EXERCISE: How many lines hold the string "период"? Give only the number.

** BEGIN RECORDS **

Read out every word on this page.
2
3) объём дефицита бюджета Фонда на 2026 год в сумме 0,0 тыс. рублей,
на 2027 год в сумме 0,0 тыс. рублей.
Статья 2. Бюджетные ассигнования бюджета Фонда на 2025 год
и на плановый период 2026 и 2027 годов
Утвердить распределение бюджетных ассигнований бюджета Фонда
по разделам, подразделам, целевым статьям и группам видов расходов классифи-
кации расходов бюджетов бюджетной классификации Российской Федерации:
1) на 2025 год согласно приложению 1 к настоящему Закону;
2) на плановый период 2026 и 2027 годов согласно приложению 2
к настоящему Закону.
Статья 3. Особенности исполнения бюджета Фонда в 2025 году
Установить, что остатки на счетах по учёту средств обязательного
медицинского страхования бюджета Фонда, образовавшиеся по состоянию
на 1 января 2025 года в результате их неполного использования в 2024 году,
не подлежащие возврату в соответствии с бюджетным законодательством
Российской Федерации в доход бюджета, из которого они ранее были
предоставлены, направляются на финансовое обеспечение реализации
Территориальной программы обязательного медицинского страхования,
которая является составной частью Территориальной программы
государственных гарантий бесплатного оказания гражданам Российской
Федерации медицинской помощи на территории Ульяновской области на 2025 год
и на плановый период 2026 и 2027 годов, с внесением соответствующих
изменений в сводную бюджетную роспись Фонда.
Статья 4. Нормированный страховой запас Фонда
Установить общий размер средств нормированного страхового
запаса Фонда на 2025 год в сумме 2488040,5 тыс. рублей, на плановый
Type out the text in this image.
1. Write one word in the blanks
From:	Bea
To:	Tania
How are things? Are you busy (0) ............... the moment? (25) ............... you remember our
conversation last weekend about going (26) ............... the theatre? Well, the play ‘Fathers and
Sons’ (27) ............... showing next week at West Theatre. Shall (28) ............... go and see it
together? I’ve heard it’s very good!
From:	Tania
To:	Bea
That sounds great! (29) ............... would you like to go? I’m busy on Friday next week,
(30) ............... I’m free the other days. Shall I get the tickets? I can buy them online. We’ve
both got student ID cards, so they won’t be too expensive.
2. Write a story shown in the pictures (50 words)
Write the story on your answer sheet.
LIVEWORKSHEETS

** END RECORDS **

EXERCISE RESPONSE: 3